> **What you will do**
Return the number of lines in which the word "glad" appears; add nothing else.

> **Raw records**
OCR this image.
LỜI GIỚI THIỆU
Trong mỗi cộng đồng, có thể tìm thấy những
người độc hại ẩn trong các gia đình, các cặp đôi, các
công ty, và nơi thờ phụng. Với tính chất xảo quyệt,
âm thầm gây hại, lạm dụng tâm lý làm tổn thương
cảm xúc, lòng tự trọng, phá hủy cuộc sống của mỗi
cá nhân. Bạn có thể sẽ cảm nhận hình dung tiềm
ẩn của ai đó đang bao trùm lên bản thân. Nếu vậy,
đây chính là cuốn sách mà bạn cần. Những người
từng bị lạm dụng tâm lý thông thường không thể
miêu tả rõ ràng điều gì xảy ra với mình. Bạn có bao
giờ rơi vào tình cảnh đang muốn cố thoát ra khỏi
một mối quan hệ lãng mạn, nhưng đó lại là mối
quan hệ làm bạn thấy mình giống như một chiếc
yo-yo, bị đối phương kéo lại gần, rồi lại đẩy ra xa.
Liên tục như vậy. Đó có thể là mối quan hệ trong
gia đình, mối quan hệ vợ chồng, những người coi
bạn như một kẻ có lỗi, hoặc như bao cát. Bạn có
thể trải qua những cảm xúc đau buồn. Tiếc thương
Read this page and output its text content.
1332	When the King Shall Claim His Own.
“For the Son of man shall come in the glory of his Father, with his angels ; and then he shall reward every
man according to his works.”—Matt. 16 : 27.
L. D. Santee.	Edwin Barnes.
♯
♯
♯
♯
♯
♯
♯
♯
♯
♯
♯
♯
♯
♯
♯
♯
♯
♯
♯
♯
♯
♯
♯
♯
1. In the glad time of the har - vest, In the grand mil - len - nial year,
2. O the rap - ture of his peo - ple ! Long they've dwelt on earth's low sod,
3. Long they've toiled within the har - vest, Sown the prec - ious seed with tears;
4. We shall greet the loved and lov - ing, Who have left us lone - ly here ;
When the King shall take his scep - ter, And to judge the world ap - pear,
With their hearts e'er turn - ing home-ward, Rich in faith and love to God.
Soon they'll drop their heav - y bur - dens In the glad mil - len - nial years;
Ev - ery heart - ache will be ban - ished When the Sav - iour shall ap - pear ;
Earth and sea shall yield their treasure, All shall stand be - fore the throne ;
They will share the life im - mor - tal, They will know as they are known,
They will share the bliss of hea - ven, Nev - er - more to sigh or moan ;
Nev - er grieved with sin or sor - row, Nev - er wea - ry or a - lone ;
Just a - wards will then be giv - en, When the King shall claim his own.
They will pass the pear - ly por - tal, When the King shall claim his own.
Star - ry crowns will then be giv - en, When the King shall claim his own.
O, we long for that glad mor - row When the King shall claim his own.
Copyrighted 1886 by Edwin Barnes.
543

> **Full solution**
3